■ **WHAT THE TASK ASKS**
Locate the word "breadcrumb" in the material, then show every line that holds it.

■ **GIVEN DATA**
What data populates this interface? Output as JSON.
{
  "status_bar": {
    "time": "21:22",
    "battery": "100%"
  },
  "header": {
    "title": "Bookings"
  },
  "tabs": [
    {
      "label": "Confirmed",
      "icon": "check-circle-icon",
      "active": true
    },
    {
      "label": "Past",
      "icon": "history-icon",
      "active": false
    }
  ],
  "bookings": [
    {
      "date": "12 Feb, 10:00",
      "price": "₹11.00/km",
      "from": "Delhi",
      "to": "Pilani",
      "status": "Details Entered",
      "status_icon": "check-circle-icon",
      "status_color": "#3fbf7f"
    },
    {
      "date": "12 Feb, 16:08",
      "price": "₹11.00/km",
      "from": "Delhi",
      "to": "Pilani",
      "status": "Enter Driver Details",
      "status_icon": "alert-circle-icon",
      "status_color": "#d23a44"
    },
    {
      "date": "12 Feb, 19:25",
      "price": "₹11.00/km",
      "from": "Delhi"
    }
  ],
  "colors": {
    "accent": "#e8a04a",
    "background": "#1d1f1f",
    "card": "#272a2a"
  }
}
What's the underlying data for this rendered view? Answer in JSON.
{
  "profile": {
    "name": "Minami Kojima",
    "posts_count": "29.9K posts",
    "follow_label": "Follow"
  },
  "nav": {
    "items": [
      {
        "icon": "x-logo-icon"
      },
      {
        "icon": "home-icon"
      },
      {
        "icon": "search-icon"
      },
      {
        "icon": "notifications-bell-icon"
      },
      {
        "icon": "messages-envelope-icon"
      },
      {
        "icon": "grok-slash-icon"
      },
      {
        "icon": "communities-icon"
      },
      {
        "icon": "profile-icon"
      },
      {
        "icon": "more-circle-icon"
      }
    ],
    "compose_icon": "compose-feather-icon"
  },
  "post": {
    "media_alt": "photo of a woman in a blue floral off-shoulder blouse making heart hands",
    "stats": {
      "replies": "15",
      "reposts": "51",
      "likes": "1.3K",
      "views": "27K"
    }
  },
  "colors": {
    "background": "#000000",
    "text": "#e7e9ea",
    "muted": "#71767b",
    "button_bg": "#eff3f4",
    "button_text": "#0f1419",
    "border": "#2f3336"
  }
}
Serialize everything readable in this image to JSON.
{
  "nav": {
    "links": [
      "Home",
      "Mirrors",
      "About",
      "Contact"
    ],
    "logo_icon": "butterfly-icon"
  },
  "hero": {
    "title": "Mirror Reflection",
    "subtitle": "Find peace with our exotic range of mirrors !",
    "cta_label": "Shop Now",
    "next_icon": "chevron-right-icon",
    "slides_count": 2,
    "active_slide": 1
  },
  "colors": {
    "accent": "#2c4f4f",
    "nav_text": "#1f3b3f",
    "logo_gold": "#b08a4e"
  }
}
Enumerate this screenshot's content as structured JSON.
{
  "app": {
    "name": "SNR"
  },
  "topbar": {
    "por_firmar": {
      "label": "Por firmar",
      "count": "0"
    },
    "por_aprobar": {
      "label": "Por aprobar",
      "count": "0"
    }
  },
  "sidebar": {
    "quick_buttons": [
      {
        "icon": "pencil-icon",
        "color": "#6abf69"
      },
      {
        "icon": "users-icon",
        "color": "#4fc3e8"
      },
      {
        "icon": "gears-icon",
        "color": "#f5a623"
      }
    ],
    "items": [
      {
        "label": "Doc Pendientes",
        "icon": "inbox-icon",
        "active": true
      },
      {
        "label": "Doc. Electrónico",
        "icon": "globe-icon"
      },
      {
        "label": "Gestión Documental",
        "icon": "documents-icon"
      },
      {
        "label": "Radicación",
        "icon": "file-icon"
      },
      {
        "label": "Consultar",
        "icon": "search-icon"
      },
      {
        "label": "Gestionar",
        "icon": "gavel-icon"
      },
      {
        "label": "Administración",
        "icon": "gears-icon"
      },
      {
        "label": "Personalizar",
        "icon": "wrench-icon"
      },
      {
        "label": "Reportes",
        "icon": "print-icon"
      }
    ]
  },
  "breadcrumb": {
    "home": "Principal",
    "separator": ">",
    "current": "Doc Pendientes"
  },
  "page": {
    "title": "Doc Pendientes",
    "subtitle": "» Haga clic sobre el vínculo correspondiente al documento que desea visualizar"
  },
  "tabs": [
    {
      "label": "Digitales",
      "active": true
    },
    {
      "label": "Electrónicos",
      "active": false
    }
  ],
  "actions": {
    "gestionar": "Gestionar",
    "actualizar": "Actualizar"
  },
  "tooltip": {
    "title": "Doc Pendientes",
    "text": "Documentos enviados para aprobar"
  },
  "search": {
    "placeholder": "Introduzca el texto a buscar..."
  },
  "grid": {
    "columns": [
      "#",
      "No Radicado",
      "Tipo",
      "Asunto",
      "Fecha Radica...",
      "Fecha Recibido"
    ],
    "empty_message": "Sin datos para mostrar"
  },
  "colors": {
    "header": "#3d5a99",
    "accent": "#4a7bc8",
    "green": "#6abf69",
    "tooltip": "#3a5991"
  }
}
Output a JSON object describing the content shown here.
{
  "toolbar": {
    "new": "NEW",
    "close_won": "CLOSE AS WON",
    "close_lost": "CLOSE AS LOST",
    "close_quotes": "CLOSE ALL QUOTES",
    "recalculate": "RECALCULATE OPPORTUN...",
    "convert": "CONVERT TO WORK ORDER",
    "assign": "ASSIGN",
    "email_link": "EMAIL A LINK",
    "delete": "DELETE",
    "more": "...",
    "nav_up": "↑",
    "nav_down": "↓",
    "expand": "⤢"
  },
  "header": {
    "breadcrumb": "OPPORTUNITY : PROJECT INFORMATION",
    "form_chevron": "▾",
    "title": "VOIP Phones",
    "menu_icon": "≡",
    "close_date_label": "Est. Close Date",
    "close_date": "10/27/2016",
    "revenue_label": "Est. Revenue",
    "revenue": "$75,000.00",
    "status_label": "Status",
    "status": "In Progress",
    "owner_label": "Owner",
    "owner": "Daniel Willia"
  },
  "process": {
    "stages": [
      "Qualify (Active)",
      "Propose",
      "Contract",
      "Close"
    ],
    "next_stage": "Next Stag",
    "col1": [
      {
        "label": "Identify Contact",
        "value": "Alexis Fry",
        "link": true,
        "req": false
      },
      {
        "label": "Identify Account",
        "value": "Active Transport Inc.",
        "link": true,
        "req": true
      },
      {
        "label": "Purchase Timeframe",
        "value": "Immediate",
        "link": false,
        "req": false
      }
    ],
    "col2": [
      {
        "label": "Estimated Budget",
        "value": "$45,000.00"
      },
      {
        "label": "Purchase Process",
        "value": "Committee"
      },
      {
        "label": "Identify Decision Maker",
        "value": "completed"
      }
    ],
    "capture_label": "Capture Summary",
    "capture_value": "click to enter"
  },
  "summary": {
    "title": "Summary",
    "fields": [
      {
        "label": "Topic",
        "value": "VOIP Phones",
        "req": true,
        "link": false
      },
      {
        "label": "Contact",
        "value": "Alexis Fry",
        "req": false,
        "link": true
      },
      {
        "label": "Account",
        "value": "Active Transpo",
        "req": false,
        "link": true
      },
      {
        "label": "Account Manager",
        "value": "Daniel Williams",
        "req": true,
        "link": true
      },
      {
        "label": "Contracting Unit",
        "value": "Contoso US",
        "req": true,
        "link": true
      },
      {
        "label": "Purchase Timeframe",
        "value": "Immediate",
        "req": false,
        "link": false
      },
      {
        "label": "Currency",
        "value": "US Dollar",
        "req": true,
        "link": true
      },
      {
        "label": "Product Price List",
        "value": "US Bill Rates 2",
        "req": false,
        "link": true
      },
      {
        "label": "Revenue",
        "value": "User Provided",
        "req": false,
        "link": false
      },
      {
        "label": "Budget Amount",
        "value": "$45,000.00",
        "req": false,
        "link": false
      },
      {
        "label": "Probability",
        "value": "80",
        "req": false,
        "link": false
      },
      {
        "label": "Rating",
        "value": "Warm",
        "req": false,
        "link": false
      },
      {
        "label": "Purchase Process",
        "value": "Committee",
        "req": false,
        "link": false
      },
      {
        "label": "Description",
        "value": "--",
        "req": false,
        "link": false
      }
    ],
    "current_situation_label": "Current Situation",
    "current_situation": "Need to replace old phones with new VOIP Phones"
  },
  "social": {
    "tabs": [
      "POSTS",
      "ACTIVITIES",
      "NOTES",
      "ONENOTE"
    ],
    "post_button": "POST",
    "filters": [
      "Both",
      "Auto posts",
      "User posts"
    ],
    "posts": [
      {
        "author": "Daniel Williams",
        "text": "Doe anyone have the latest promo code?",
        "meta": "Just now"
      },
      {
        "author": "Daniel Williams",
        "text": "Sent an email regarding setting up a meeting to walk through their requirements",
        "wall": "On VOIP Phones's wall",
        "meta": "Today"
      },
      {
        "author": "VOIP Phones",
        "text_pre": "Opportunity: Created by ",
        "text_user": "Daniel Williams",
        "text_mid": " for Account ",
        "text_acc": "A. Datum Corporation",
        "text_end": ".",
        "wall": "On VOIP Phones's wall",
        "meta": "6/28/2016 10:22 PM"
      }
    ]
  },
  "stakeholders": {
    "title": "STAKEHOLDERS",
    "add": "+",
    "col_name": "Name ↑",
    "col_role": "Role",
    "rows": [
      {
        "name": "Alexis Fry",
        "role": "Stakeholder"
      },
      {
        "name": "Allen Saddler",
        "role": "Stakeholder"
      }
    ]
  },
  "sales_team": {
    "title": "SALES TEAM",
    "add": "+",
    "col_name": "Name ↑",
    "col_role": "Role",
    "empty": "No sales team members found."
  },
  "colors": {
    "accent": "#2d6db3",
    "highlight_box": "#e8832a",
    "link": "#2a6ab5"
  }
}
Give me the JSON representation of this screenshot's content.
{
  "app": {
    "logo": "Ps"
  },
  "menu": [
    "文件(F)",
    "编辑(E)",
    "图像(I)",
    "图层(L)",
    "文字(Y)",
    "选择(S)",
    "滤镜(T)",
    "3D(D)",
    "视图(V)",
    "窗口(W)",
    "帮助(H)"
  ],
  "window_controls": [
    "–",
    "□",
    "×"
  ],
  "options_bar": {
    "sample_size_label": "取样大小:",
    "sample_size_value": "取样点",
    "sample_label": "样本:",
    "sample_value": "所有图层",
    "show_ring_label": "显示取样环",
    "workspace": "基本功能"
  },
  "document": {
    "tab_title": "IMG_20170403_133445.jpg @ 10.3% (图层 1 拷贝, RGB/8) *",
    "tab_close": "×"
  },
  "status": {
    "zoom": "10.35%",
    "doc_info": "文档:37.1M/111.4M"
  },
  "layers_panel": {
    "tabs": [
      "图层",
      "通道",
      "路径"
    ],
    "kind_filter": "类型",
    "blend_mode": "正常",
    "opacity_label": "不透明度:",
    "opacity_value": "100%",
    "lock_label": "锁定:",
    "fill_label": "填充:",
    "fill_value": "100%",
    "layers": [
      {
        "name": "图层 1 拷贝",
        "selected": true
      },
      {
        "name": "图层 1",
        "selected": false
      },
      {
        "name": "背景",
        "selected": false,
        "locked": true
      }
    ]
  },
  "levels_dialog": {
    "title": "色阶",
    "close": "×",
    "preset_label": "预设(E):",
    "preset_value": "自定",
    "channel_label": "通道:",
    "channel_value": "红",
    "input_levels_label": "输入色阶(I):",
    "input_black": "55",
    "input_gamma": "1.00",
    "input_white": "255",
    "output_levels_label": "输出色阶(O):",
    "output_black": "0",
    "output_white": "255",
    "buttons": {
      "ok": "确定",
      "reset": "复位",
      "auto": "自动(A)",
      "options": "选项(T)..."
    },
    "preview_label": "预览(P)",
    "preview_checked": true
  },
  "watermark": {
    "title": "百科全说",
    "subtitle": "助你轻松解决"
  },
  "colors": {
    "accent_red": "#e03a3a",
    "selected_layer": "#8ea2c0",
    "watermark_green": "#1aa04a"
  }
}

■ **EXERCISE SOLUTION**
  "breadcrumb": {
    "breadcrumb": "OPPORTUNITY : PROJECT INFORMATION",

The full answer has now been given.